Short problem =
All of the listing below must be repeated word for word. Pictures are the only thing to omit.

--- BEGIN Data shown ---

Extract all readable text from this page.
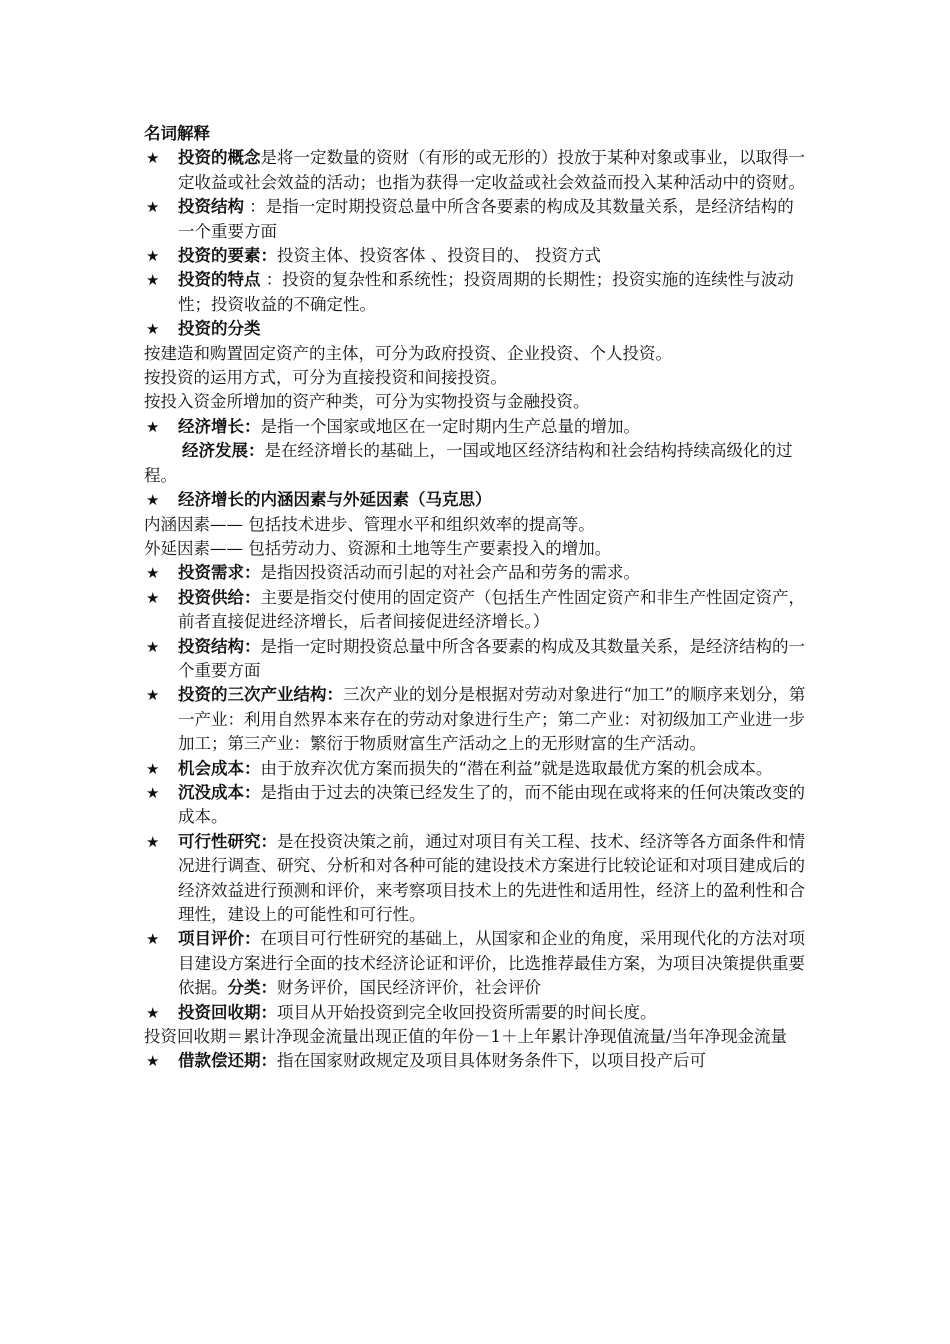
名词解释
★ 投资的概念是将一定数量的资财（有形的或无形的）投放于某种对象或事业，以取得一定收益或社会效益的活动；也指为获得一定收益或社会效益而投入某种活动中的资财。
★ 投资结构 ：是指一定时期投资总量中所含各要素的构成及其数量关系，是经济结构的一个重要方面
★ 投资的要素：投资主体、投资客体 、投资目的、 投资方式
★ 投资的特点 ：投资的复杂性和系统性；投资周期的长期性；投资实施的连续性与波动性；投资收益的不确定性。
★ 投资的分类
按建造和购置固定资产的主体，可分为政府投资、企业投资、个人投资。
按投资的运用方式，可分为直接投资和间接投资。
按投入资金所增加的资产种类，可分为实物投资与金融投资。
★ 经济增长：是指一个国家或地区在一定时期内生产总量的增加。
经济发展：是在经济增长的基础上，一国或地区经济结构和社会结构持续高级化的过程。
★ 经济增长的内涵因素与外延因素（马克思）
内涵因素—— 包括技术进步、管理水平和组织效率的提高等。
外延因素—— 包括劳动力、资源和土地等生产要素投入的增加。
★ 投资需求：是指因投资活动而引起的对社会产品和劳务的需求。
★ 投资供给：主要是指交付使用的固定资产（包括生产性固定资产和非生产性固定资产，前者直接促进经济增长，后者间接促进经济增长。）
★ 投资结构：是指一定时期投资总量中所含各要素的构成及其数量关系，是经济结构的一个重要方面
★ 投资的三次产业结构：三次产业的划分是根据对劳动对象进行“加工”的顺序来划分，第一产业：利用自然界本来存在的劳动对象进行生产；第二产业：对初级加工产业进一步加工；第三产业：繁衍于物质财富生产活动之上的无形财富的生产活动。
★ 机会成本：由于放弃次优方案而损失的“潜在利益”就是选取最优方案的机会成本。
★ 沉没成本：是指由于过去的决策已经发生了的，而不能由现在或将来的任何决策改变的成本。
★ 可行性研究：是在投资决策之前，通过对项目有关工程、技术、经济等各方面条件和情况进行调查、研究、分析和对各种可能的建设技术方案进行比较论证和对项目建成后的经济效益进行预测和评价，来考察项目技术上的先进性和适用性，经济上的盈利性和合理性，建设上的可能性和可行性。
★ 项目评价：在项目可行性研究的基础上，从国家和企业的角度，采用现代化的方法对项目建设方案进行全面的技术经济论证和评价，比选推荐最佳方案，为项目决策提供重要依据。分类：财务评价，国民经济评价，社会评价
★ 投资回收期：项目从开始投资到完全收回投资所需要的时间长度。
投资回收期＝累计净现金流量出现正值的年份－1＋上年累计净现值流量/当年净现金流量
★ 借款偿还期：指在国家财政规定及项目具体财务条件下，以项目投产后可
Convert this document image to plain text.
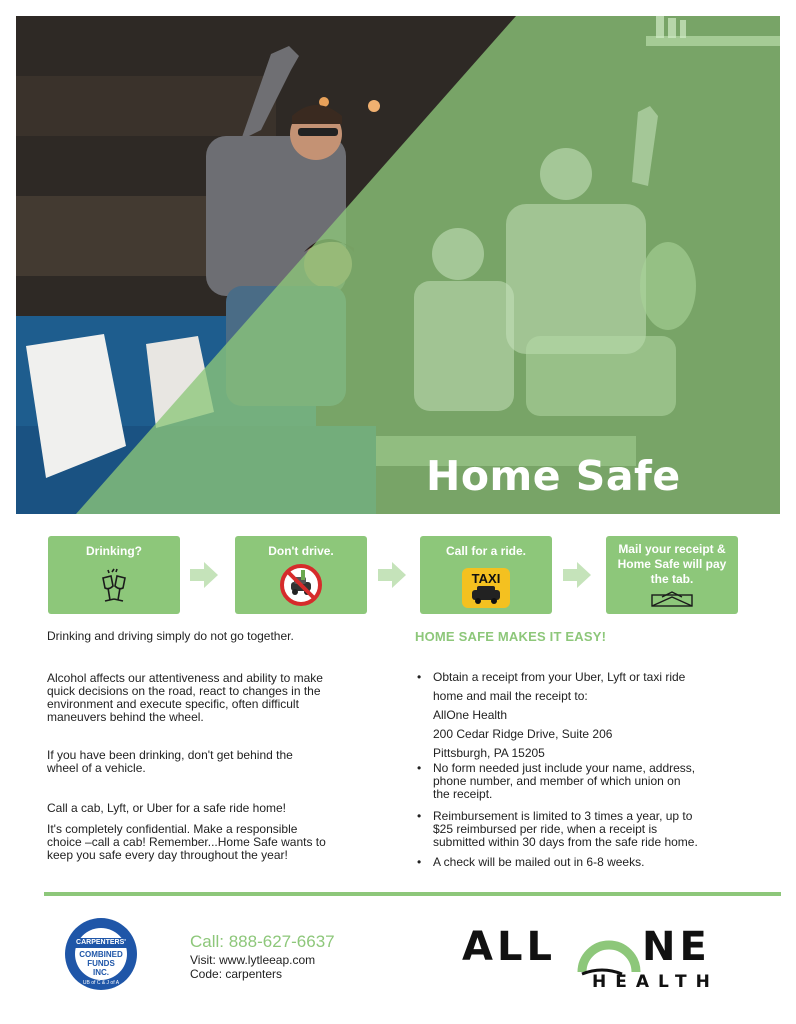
Home Safe
Drinking?	Don't drive.	Call for a ride.
TAXI
Mail your receipt & Home Safe will pay the tab.
Drinking and driving simply do not go together.
Alcohol affects our attentiveness and ability to make
quick decisions on the road, react to changes in the
environment and execute specific, often difficult
maneuvers behind the wheel.
If you have been drinking, don't get behind the
wheel of a vehicle.
Call a cab, Lyft, or Uber for a safe ride home!
It's completely confidential. Make a responsible
choice –call a cab! Remember...Home Safe wants to
keep you safe every day throughout the year!
HOME SAFE MAKES IT EASY!
• Obtain a receipt from your Uber, Lyft or taxi ride
home and mail the receipt to:
AllOne Health
200 Cedar Ridge Drive, Suite 206
Pittsburgh, PA 15205
• No form needed just include your name, address,
phone number, and member of which union on
the receipt.
• Reimbursement is limited to 3 times a year, up to
$25 reimbursed per ride, when a receipt is
submitted within 30 days from the safe ride home.
• A check will be mailed out in 6-8 weeks.
CARPENTERS'
COMBINED
FUNDS
INC.
UB of C & J of A
Call: 888-627-6637
Visit: www.lytleeap.com
Code: carpenters
ALL NE
HEALTH
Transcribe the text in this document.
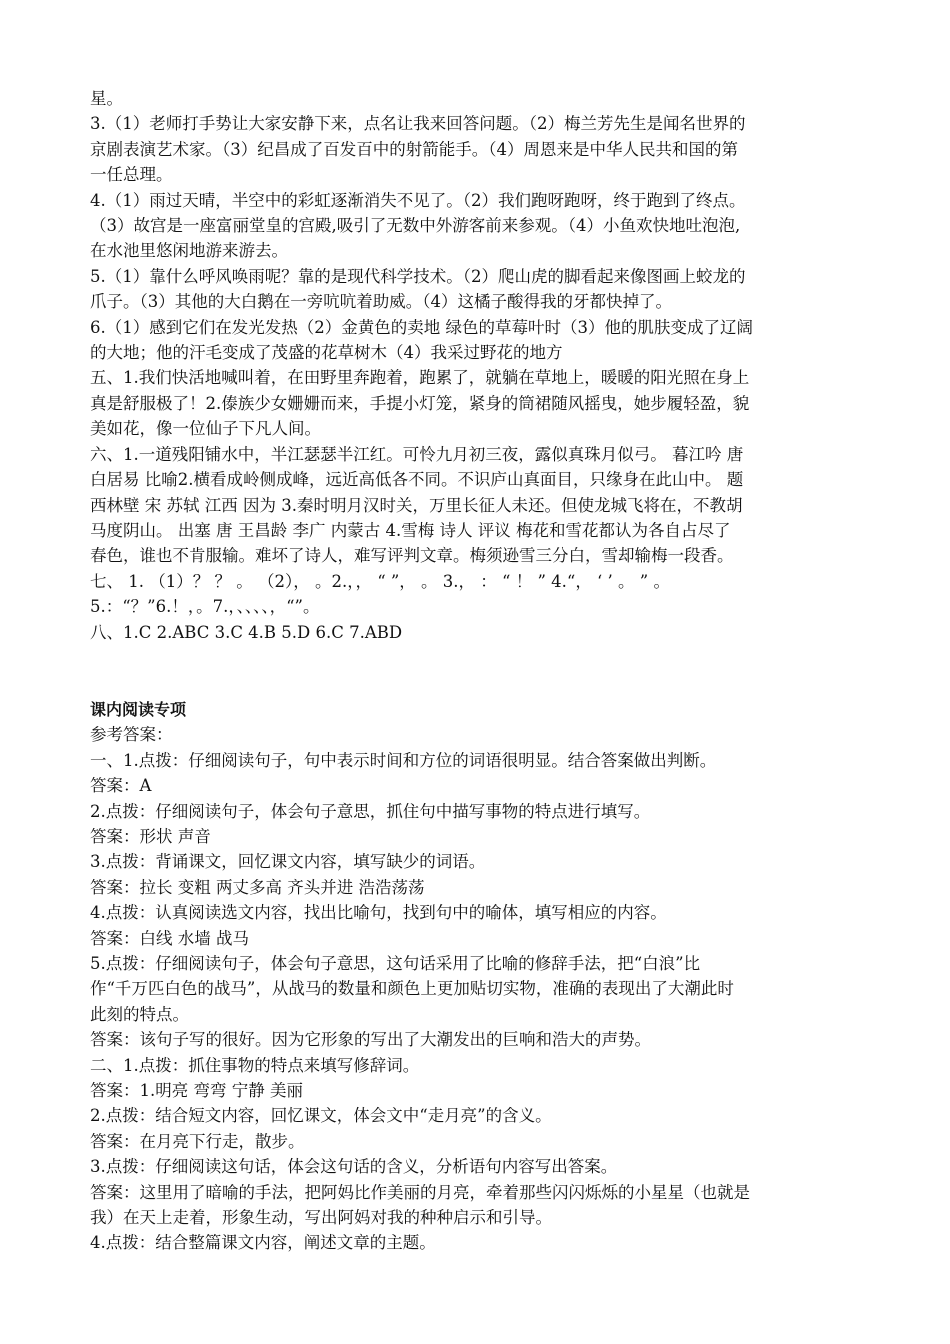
星。

3.（1）老师打手势让大家安静下来，点名让我来回答问题。（2）梅兰芳先生是闻名世界的

京剧表演艺术家。（3）纪昌成了百发百中的射箭能手。（4）周恩来是中华人民共和国的第

一任总理。

4.（1）雨过天晴，半空中的彩虹逐渐消失不见了。（2）我们跑呀跑呀，终于跑到了终点。

（3）故宫是一座富丽堂皇的宫殿,吸引了无数中外游客前来参观。（4）小鱼欢快地吐泡泡,

在水池里悠闲地游来游去。

5.（1）靠什么呼风唤雨呢？靠的是现代科学技术。（2）爬山虎的脚看起来像图画上蛟龙的

爪子。（3）其他的大白鹅在一旁吭吭着助威。（4）这橘子酸得我的牙都快掉了。

6.（1）感到它们在发光发热（2）金黄色的卖地 绿色的草莓叶时（3）他的肌肤变成了辽阔

的大地；他的汗毛变成了茂盛的花草树木（4）我采过野花的地方

五、1.我们快活地喊叫着，在田野里奔跑着，跑累了，就躺在草地上，暖暖的阳光照在身上

真是舒服极了！2.傣族少女姗姗而来，手提小灯笼，紧身的筒裙随风摇曳，她步履轻盈，貌

美如花，像一位仙子下凡人间。

六、1.一道残阳铺水中，半江瑟瑟半江红。可怜九月初三夜，露似真珠月似弓。 暮江吟 唐

白居易 比喻2.横看成岭侧成峰，远近高低各不同。不识庐山真面目，只缘身在此山中。 题

西林壁 宋 苏轼 江西 因为 3.秦时明月汉时关，万里长征人未还。但使龙城飞将在，不教胡

马度阴山。 出塞 唐 王昌龄 李广 内蒙古 4.雪梅 诗人 评议 梅花和雪花都认为各自占尽了

春色，谁也不肯服输。难坏了诗人，难写评判文章。梅须逊雪三分白，雪却输梅一段香。

七、 1. （1）？ ？ 。 （2）， 。2.，， “ ”， 。 3.， ： “ ！ ” 4.“， ‘ ’ 。 ” 。

5.：“？”6.！，。7.，、、、、，“”。

八、1.C 2.ABC 3.C 4.B 5.D 6.C 7.ABD

课内阅读专项

参考答案：

一、1.点拨：仔细阅读句子，句中表示时间和方位的词语很明显。结合答案做出判断。

答案：A

2.点拨：仔细阅读句子，体会句子意思，抓住句中描写事物的特点进行填写。

答案：形状 声音

3.点拨：背诵课文，回忆课文内容，填写缺少的词语。

答案：拉长 变粗 两丈多高 齐头并进 浩浩荡荡

4.点拨：认真阅读选文内容，找出比喻句，找到句中的喻体，填写相应的内容。

答案：白线 水墙 战马

5.点拨：仔细阅读句子，体会句子意思，这句话采用了比喻的修辞手法，把“白浪”比

作“千万匹白色的战马”，从战马的数量和颜色上更加贴切实物，准确的表现出了大潮此时

此刻的特点。

答案：该句子写的很好。因为它形象的写出了大潮发出的巨响和浩大的声势。

二、1.点拨：抓住事物的特点来填写修辞词。

答案：1.明亮 弯弯 宁静 美丽

2.点拨：结合短文内容，回忆课文，体会文中“走月亮”的含义。

答案：在月亮下行走，散步。

3.点拨：仔细阅读这句话，体会这句话的含义，分析语句内容写出答案。

答案：这里用了暗喻的手法，把阿妈比作美丽的月亮，牵着那些闪闪烁烁的小星星（也就是

我）在天上走着，形象生动，写出阿妈对我的种种启示和引导。

4.点拨：结合整篇课文内容，阐述文章的主题。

--- END Data shown ---

The reply =
Extract all readable text from this page.
名词解释
★ 投资的概念是将一定数量的资财（有形的或无形的）投放于某种对象或事业，以取得一定收益或社会效益的活动；也指为获得一定收益或社会效益而投入某种活动中的资财。
★ 投资结构 ：是指一定时期投资总量中所含各要素的构成及其数量关系，是经济结构的一个重要方面
★ 投资的要素：投资主体、投资客体 、投资目的、 投资方式
★ 投资的特点 ：投资的复杂性和系统性；投资周期的长期性；投资实施的连续性与波动性；投资收益的不确定性。
★ 投资的分类
按建造和购置固定资产的主体，可分为政府投资、企业投资、个人投资。
按投资的运用方式，可分为直接投资和间接投资。
按投入资金所增加的资产种类，可分为实物投资与金融投资。
★ 经济增长：是指一个国家或地区在一定时期内生产总量的增加。
经济发展：是在经济增长的基础上，一国或地区经济结构和社会结构持续高级化的过程。
★ 经济增长的内涵因素与外延因素（马克思）
内涵因素—— 包括技术进步、管理水平和组织效率的提高等。
外延因素—— 包括劳动力、资源和土地等生产要素投入的增加。
★ 投资需求：是指因投资活动而引起的对社会产品和劳务的需求。
★ 投资供给：主要是指交付使用的固定资产（包括生产性固定资产和非生产性固定资产，前者直接促进经济增长，后者间接促进经济增长。）
★ 投资结构：是指一定时期投资总量中所含各要素的构成及其数量关系，是经济结构的一个重要方面
★ 投资的三次产业结构：三次产业的划分是根据对劳动对象进行“加工”的顺序来划分，第一产业：利用自然界本来存在的劳动对象进行生产；第二产业：对初级加工产业进一步加工；第三产业：繁衍于物质财富生产活动之上的无形财富的生产活动。
★ 机会成本：由于放弃次优方案而损失的“潜在利益”就是选取最优方案的机会成本。
★ 沉没成本：是指由于过去的决策已经发生了的，而不能由现在或将来的任何决策改变的成本。
★ 可行性研究：是在投资决策之前，通过对项目有关工程、技术、经济等各方面条件和情况进行调查、研究、分析和对各种可能的建设技术方案进行比较论证和对项目建成后的经济效益进行预测和评价，来考察项目技术上的先进性和适用性，经济上的盈利性和合理性，建设上的可能性和可行性。
★ 项目评价：在项目可行性研究的基础上，从国家和企业的角度，采用现代化的方法对项目建设方案进行全面的技术经济论证和评价，比选推荐最佳方案，为项目决策提供重要依据。分类：财务评价，国民经济评价，社会评价
★ 投资回收期：项目从开始投资到完全收回投资所需要的时间长度。
投资回收期＝累计净现金流量出现正值的年份－1＋上年累计净现值流量/当年净现金流量
★ 借款偿还期：指在国家财政规定及项目具体财务条件下，以项目投产后可
Convert this document image to plain text.
Home Safe
Drinking?	Don't drive.	Call for a ride.
TAXI
Mail your receipt & Home Safe will pay the tab.
Drinking and driving simply do not go together.
Alcohol affects our attentiveness and ability to make
quick decisions on the road, react to changes in the
environment and execute specific, often difficult
maneuvers behind the wheel.
If you have been drinking, don't get behind the
wheel of a vehicle.
Call a cab, Lyft, or Uber for a safe ride home!
It's completely confidential. Make a responsible
choice –call a cab! Remember...Home Safe wants to
keep you safe every day throughout the year!
HOME SAFE MAKES IT EASY!
• Obtain a receipt from your Uber, Lyft or taxi ride
home and mail the receipt to:
AllOne Health
200 Cedar Ridge Drive, Suite 206
Pittsburgh, PA 15205
• No form needed just include your name, address,
phone number, and member of which union on
the receipt.
• Reimbursement is limited to 3 times a year, up to
$25 reimbursed per ride, when a receipt is
submitted within 30 days from the safe ride home.
• A check will be mailed out in 6-8 weeks.
CARPENTERS'
COMBINED
FUNDS
INC.
UB of C & J of A
Call: 888-627-6637
Visit: www.lytleeap.com
Code: carpenters
ALL NE
HEALTH
Transcribe the text in this document.
星。

3.（1）老师打手势让大家安静下来，点名让我来回答问题。（2）梅兰芳先生是闻名世界的

京剧表演艺术家。（3）纪昌成了百发百中的射箭能手。（4）周恩来是中华人民共和国的第

一任总理。

4.（1）雨过天晴，半空中的彩虹逐渐消失不见了。（2）我们跑呀跑呀，终于跑到了终点。

（3）故宫是一座富丽堂皇的宫殿,吸引了无数中外游客前来参观。（4）小鱼欢快地吐泡泡,

在水池里悠闲地游来游去。

5.（1）靠什么呼风唤雨呢？靠的是现代科学技术。（2）爬山虎的脚看起来像图画上蛟龙的

爪子。（3）其他的大白鹅在一旁吭吭着助威。（4）这橘子酸得我的牙都快掉了。

6.（1）感到它们在发光发热（2）金黄色的卖地 绿色的草莓叶时（3）他的肌肤变成了辽阔

的大地；他的汗毛变成了茂盛的花草树木（4）我采过野花的地方

五、1.我们快活地喊叫着，在田野里奔跑着，跑累了，就躺在草地上，暖暖的阳光照在身上

真是舒服极了！2.傣族少女姗姗而来，手提小灯笼，紧身的筒裙随风摇曳，她步履轻盈，貌

美如花，像一位仙子下凡人间。

六、1.一道残阳铺水中，半江瑟瑟半江红。可怜九月初三夜，露似真珠月似弓。 暮江吟 唐

白居易 比喻2.横看成岭侧成峰，远近高低各不同。不识庐山真面目，只缘身在此山中。 题

西林壁 宋 苏轼 江西 因为 3.秦时明月汉时关，万里长征人未还。但使龙城飞将在，不教胡

马度阴山。 出塞 唐 王昌龄 李广 内蒙古 4.雪梅 诗人 评议 梅花和雪花都认为各自占尽了

春色，谁也不肯服输。难坏了诗人，难写评判文章。梅须逊雪三分白，雪却输梅一段香。

七、 1. （1）？ ？ 。 （2）， 。2.，， “ ”， 。 3.， ： “ ！ ” 4.“， ‘ ’ 。 ” 。

5.：“？”6.！，。7.，、、、、，“”。

八、1.C 2.ABC 3.C 4.B 5.D 6.C 7.ABD

课内阅读专项

参考答案：

一、1.点拨：仔细阅读句子，句中表示时间和方位的词语很明显。结合答案做出判断。

答案：A

2.点拨：仔细阅读句子，体会句子意思，抓住句中描写事物的特点进行填写。

答案：形状 声音

3.点拨：背诵课文，回忆课文内容，填写缺少的词语。

答案：拉长 变粗 两丈多高 齐头并进 浩浩荡荡

4.点拨：认真阅读选文内容，找出比喻句，找到句中的喻体，填写相应的内容。

答案：白线 水墙 战马

5.点拨：仔细阅读句子，体会句子意思，这句话采用了比喻的修辞手法，把“白浪”比

作“千万匹白色的战马”，从战马的数量和颜色上更加贴切实物，准确的表现出了大潮此时

此刻的特点。

答案：该句子写的很好。因为它形象的写出了大潮发出的巨响和浩大的声势。

二、1.点拨：抓住事物的特点来填写修辞词。

答案：1.明亮 弯弯 宁静 美丽

2.点拨：结合短文内容，回忆课文，体会文中“走月亮”的含义。

答案：在月亮下行走，散步。

3.点拨：仔细阅读这句话，体会这句话的含义，分析语句内容写出答案。

答案：这里用了暗喻的手法，把阿妈比作美丽的月亮，牵着那些闪闪烁烁的小星星（也就是

我）在天上走着，形象生动，写出阿妈对我的种种启示和引导。

4.点拨：结合整篇课文内容，阐述文章的主题。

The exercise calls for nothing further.